Aim
Starting at the line that holds "Convert this chart", set down each line through the end of the listing, exactly as written and with nothing added.

Supplied material
——

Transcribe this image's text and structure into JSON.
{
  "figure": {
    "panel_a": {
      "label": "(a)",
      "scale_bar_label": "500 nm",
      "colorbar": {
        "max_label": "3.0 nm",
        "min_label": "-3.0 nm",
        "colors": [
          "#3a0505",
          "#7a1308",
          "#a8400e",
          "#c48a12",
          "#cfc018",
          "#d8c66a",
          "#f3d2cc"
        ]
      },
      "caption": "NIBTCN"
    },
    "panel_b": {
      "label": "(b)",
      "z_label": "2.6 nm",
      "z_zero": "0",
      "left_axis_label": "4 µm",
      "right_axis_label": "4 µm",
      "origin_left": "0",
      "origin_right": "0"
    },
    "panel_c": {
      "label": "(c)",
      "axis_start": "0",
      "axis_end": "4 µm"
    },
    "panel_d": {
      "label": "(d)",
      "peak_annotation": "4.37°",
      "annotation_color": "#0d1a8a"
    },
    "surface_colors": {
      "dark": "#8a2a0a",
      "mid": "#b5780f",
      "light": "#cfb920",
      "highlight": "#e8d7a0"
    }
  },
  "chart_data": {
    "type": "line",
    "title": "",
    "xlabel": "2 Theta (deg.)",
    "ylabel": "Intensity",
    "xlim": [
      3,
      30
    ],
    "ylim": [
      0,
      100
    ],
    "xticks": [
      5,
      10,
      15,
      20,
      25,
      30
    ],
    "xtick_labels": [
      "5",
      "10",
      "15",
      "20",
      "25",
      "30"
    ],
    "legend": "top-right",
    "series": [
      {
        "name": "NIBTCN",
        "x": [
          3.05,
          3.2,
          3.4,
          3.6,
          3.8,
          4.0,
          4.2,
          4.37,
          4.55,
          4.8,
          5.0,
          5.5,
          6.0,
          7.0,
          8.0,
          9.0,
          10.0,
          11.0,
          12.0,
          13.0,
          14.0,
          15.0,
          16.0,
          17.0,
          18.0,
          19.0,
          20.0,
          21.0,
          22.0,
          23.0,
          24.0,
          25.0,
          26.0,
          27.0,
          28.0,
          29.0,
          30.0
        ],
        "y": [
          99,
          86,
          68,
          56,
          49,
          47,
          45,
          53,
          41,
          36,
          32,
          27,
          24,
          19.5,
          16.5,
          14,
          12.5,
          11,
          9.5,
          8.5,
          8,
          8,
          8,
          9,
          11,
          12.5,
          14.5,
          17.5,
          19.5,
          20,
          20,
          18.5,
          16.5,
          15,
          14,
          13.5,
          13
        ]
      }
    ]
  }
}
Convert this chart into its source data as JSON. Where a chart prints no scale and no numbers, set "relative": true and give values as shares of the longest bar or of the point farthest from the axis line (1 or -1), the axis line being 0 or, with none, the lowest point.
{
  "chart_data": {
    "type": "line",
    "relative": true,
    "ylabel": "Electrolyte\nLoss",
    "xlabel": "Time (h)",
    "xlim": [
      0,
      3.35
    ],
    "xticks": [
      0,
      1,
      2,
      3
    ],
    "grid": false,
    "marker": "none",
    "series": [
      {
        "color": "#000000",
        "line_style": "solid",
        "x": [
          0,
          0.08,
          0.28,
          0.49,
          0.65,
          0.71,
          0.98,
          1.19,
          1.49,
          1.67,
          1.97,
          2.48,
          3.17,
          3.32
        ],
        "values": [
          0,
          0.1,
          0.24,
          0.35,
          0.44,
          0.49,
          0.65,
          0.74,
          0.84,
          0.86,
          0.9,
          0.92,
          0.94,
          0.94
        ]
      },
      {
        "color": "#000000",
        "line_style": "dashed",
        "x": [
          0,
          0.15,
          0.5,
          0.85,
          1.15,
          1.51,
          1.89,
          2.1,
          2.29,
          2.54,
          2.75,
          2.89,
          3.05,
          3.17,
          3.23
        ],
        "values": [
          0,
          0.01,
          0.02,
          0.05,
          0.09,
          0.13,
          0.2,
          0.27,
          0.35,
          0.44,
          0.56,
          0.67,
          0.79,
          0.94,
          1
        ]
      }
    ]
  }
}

——

Answer
Convert this chart into its source data as JSON. Where a chart prints no scale and no numbers, set "relative": true and give values as shares of the longest bar or of the point farthest from the axis line (1 or -1), the axis line being 0 or, with none, the lowest point.
{
  "chart_data": {
    "type": "line",
    "relative": true,
    "ylabel": "Electrolyte\nLoss",
    "xlabel": "Time (h)",
    "xlim": [
      0,
      3.35
    ],
    "xticks": [
      0,
      1,
      2,
      3
    ],
    "grid": false,
    "marker": "none",
    "series": [
      {
        "color": "#000000",
        "line_style": "solid",
        "x": [
          0,
          0.08,
          0.28,
          0.49,
          0.65,
          0.71,
          0.98,
          1.19,
          1.49,
          1.67,
          1.97,
          2.48,
          3.17,
          3.32
        ],
        "values": [
          0,
          0.1,
          0.24,
          0.35,
          0.44,
          0.49,
          0.65,
          0.74,
          0.84,
          0.86,
          0.9,
          0.92,
          0.94,
          0.94
        ]
      },
      {
        "color": "#000000",
        "line_style": "dashed",
        "x": [
          0,
          0.15,
          0.5,
          0.85,
          1.15,
          1.51,
          1.89,
          2.1,
          2.29,
          2.54,
          2.75,
          2.89,
          3.05,
          3.17,
          3.23
        ],
        "values": [
          0,
          0.01,
          0.02,
          0.05,
          0.09,
          0.13,
          0.2,
          0.27,
          0.35,
          0.44,
          0.56,
          0.67,
          0.79,
          0.94,
          1
        ]
      }
    ]
  }
}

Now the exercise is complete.